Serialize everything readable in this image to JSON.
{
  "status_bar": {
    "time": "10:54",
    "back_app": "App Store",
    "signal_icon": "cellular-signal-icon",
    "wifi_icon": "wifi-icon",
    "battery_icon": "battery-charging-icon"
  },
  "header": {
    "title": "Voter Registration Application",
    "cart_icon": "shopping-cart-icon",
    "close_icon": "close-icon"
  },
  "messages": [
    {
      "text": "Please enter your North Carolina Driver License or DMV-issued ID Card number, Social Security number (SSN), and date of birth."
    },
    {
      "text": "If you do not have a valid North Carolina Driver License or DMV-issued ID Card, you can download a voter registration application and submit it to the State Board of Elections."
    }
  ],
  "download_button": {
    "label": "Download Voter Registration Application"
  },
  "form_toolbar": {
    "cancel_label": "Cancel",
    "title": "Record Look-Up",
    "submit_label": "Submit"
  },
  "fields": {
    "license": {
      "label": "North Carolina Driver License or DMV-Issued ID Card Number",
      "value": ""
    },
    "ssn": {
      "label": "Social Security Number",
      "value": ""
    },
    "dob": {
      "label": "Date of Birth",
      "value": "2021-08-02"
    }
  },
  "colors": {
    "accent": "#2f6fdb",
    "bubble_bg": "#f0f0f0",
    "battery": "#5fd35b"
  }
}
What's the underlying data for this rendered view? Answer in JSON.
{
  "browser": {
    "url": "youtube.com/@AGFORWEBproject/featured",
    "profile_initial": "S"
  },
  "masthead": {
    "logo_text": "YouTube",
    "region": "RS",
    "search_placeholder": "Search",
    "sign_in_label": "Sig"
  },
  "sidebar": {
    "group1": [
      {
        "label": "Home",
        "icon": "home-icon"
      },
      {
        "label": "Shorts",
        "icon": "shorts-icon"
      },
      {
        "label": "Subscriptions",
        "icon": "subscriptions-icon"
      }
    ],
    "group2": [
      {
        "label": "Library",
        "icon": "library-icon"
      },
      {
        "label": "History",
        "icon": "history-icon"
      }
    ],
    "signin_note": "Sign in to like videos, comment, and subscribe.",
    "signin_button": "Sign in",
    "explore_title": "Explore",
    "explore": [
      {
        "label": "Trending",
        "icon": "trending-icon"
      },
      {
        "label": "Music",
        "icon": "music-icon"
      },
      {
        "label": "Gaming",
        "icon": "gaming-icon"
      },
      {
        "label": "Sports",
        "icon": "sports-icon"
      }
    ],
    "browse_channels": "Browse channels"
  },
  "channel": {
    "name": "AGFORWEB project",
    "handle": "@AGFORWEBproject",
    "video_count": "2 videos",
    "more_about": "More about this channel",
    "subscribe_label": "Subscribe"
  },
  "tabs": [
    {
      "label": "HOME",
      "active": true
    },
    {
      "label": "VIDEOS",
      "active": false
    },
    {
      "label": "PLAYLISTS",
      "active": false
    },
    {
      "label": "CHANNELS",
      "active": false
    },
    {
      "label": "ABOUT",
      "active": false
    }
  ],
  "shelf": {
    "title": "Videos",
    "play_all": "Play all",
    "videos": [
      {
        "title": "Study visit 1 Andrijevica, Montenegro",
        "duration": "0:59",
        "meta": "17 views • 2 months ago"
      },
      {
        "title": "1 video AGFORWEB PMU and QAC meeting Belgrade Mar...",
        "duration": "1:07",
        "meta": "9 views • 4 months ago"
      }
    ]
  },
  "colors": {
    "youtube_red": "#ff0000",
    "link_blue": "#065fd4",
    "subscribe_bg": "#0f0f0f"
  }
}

• **PROBLEM TO WORK ON**:
Output the lines above verbatim and in full.

• **TASK SOLUTION**:
Serialize everything readable in this image to JSON.
{
  "status_bar": {
    "time": "10:54",
    "back_app": "App Store",
    "signal_icon": "cellular-signal-icon",
    "wifi_icon": "wifi-icon",
    "battery_icon": "battery-charging-icon"
  },
  "header": {
    "title": "Voter Registration Application",
    "cart_icon": "shopping-cart-icon",
    "close_icon": "close-icon"
  },
  "messages": [
    {
      "text": "Please enter your North Carolina Driver License or DMV-issued ID Card number, Social Security number (SSN), and date of birth."
    },
    {
      "text": "If you do not have a valid North Carolina Driver License or DMV-issued ID Card, you can download a voter registration application and submit it to the State Board of Elections."
    }
  ],
  "download_button": {
    "label": "Download Voter Registration Application"
  },
  "form_toolbar": {
    "cancel_label": "Cancel",
    "title": "Record Look-Up",
    "submit_label": "Submit"
  },
  "fields": {
    "license": {
      "label": "North Carolina Driver License or DMV-Issued ID Card Number",
      "value": ""
    },
    "ssn": {
      "label": "Social Security Number",
      "value": ""
    },
    "dob": {
      "label": "Date of Birth",
      "value": "2021-08-02"
    }
  },
  "colors": {
    "accent": "#2f6fdb",
    "bubble_bg": "#f0f0f0",
    "battery": "#5fd35b"
  }
}
What's the underlying data for this rendered view? Answer in JSON.
{
  "browser": {
    "url": "youtube.com/@AGFORWEBproject/featured",
    "profile_initial": "S"
  },
  "masthead": {
    "logo_text": "YouTube",
    "region": "RS",
    "search_placeholder": "Search",
    "sign_in_label": "Sig"
  },
  "sidebar": {
    "group1": [
      {
        "label": "Home",
        "icon": "home-icon"
      },
      {
        "label": "Shorts",
        "icon": "shorts-icon"
      },
      {
        "label": "Subscriptions",
        "icon": "subscriptions-icon"
      }
    ],
    "group2": [
      {
        "label": "Library",
        "icon": "library-icon"
      },
      {
        "label": "History",
        "icon": "history-icon"
      }
    ],
    "signin_note": "Sign in to like videos, comment, and subscribe.",
    "signin_button": "Sign in",
    "explore_title": "Explore",
    "explore": [
      {
        "label": "Trending",
        "icon": "trending-icon"
      },
      {
        "label": "Music",
        "icon": "music-icon"
      },
      {
        "label": "Gaming",
        "icon": "gaming-icon"
      },
      {
        "label": "Sports",
        "icon": "sports-icon"
      }
    ],
    "browse_channels": "Browse channels"
  },
  "channel": {
    "name": "AGFORWEB project",
    "handle": "@AGFORWEBproject",
    "video_count": "2 videos",
    "more_about": "More about this channel",
    "subscribe_label": "Subscribe"
  },
  "tabs": [
    {
      "label": "HOME",
      "active": true
    },
    {
      "label": "VIDEOS",
      "active": false
    },
    {
      "label": "PLAYLISTS",
      "active": false
    },
    {
      "label": "CHANNELS",
      "active": false
    },
    {
      "label": "ABOUT",
      "active": false
    }
  ],
  "shelf": {
    "title": "Videos",
    "play_all": "Play all",
    "videos": [
      {
        "title": "Study visit 1 Andrijevica, Montenegro",
        "duration": "0:59",
        "meta": "17 views • 2 months ago"
      },
      {
        "title": "1 video AGFORWEB PMU and QAC meeting Belgrade Mar...",
        "duration": "1:07",
        "meta": "9 views • 4 months ago"
      }
    ]
  },
  "colors": {
    "youtube_red": "#ff0000",
    "link_blue": "#065fd4",
    "subscribe_bg": "#0f0f0f"
  }
}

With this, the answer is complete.